Task to carry out
Search the records for the word "from" and pick out every line that has it.

Listed entries

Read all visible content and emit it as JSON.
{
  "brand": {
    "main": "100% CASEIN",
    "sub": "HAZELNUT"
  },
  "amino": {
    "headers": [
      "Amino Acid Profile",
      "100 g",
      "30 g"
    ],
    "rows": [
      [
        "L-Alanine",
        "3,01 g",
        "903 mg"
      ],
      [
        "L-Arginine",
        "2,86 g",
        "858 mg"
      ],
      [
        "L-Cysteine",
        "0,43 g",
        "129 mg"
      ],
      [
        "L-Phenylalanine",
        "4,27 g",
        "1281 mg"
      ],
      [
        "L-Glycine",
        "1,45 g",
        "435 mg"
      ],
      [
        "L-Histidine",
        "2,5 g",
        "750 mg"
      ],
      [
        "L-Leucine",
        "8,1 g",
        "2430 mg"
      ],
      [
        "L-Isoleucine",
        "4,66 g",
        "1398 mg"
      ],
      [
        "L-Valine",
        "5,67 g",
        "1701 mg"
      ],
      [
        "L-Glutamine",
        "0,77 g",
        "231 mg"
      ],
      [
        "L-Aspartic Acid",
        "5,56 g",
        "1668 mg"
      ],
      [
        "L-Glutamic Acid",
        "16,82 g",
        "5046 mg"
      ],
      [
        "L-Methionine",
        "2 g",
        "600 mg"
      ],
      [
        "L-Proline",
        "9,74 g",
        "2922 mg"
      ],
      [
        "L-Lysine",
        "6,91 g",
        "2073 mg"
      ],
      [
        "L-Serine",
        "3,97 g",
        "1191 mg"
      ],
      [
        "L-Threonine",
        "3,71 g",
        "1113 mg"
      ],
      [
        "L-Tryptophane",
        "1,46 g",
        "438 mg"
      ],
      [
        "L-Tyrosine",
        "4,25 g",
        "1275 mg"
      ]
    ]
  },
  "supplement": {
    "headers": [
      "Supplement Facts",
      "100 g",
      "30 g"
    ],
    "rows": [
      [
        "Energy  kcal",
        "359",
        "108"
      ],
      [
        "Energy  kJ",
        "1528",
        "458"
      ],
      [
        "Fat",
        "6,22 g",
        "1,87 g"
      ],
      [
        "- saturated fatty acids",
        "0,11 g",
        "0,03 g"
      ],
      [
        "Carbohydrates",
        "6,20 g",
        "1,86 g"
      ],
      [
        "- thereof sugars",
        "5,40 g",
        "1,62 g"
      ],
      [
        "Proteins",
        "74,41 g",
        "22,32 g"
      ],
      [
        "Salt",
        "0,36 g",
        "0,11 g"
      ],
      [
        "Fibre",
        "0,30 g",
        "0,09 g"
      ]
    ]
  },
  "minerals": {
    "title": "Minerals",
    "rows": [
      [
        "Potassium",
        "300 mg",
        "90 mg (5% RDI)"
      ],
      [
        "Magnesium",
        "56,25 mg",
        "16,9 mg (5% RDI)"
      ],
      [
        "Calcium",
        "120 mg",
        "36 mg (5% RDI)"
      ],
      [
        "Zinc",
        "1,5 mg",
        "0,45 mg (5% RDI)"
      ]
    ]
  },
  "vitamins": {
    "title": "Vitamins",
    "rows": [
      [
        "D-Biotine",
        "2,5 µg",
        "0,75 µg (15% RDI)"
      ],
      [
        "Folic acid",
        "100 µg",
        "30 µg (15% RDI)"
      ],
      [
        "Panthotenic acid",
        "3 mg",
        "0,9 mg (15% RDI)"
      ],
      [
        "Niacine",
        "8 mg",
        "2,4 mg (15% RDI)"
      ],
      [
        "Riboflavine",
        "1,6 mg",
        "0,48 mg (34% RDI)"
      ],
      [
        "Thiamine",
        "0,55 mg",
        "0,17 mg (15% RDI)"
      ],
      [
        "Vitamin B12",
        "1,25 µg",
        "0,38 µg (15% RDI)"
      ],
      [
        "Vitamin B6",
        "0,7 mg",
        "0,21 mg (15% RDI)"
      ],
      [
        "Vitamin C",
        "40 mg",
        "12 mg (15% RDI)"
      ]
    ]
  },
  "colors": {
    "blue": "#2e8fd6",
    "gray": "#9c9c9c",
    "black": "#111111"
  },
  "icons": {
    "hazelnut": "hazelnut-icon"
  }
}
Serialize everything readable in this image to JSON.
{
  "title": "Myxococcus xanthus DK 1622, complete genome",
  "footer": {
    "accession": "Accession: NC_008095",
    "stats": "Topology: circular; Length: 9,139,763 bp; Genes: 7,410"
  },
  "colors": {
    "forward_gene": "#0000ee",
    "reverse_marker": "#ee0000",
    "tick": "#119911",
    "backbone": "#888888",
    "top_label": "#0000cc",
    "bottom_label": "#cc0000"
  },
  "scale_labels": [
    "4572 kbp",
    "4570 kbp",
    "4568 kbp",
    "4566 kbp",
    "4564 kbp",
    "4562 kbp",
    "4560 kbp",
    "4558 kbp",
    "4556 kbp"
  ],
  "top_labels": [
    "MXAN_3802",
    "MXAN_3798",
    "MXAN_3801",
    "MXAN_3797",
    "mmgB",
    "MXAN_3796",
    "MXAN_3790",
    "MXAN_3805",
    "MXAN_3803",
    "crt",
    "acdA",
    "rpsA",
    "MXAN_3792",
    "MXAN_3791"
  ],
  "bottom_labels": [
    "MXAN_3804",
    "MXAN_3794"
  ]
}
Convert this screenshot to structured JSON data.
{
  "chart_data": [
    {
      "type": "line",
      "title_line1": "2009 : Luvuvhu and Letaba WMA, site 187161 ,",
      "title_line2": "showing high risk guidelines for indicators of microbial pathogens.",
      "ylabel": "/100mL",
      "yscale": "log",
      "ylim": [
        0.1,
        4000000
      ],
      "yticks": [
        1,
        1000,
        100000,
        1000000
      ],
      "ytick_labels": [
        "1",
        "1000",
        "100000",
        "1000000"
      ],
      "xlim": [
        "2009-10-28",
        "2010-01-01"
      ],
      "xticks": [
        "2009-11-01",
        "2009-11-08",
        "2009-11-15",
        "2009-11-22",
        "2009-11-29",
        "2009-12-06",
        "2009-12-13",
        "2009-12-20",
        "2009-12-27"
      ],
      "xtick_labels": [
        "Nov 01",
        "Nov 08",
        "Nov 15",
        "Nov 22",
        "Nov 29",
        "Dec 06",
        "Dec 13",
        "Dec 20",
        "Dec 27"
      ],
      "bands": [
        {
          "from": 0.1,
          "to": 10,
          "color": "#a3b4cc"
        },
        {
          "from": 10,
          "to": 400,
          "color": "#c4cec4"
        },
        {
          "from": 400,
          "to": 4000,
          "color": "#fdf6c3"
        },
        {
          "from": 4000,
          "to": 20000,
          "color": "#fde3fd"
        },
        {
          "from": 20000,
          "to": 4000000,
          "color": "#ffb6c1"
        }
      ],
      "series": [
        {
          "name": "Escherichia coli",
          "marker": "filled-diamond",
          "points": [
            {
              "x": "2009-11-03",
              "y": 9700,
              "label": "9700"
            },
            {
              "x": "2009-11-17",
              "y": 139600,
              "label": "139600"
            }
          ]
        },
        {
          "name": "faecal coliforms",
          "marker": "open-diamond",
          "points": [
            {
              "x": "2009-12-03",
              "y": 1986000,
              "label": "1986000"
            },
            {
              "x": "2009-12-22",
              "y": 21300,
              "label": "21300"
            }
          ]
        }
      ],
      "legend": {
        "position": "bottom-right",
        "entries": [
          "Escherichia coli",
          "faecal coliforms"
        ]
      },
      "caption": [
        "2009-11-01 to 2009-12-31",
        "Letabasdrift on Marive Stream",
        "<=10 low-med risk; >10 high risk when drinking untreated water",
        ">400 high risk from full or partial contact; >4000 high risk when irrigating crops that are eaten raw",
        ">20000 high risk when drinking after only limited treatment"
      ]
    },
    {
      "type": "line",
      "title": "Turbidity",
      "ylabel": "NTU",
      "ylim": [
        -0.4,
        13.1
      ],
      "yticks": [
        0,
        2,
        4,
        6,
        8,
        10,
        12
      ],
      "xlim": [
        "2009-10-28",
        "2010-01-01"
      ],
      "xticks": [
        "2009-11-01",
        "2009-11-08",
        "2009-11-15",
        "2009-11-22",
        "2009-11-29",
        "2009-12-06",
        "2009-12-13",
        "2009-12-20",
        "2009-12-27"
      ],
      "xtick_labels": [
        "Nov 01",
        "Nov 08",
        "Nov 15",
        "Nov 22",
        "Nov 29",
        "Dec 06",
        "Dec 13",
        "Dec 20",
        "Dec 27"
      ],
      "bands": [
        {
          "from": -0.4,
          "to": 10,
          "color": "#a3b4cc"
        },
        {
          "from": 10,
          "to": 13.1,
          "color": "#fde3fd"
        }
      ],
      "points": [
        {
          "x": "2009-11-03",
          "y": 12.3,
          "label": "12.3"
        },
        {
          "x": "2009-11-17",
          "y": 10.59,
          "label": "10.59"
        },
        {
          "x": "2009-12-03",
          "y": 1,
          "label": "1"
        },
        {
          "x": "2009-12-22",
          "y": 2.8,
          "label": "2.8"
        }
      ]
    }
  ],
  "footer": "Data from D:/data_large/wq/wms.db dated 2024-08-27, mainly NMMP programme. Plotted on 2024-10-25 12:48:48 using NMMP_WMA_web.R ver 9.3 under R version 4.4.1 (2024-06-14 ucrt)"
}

Answer space
          "from": 0.1,
          "from": 10,
          "from": 400,
          "from": 4000,
          "from": 20000,
        ">400 high risk from full or partial contact; >4000 high risk when irrigating crops that are eaten raw",
          "from": -0.4,
          "from": 10,
  "footer": "Data from D:/data_large/wq/wms.db dated 2024-08-27, mainly NMMP programme. Plotted on 2024-10-25 12:48:48 using NMMP_WMA_web.R ver 9.3 under R version 4.4.1 (2024-06-14 ucrt)"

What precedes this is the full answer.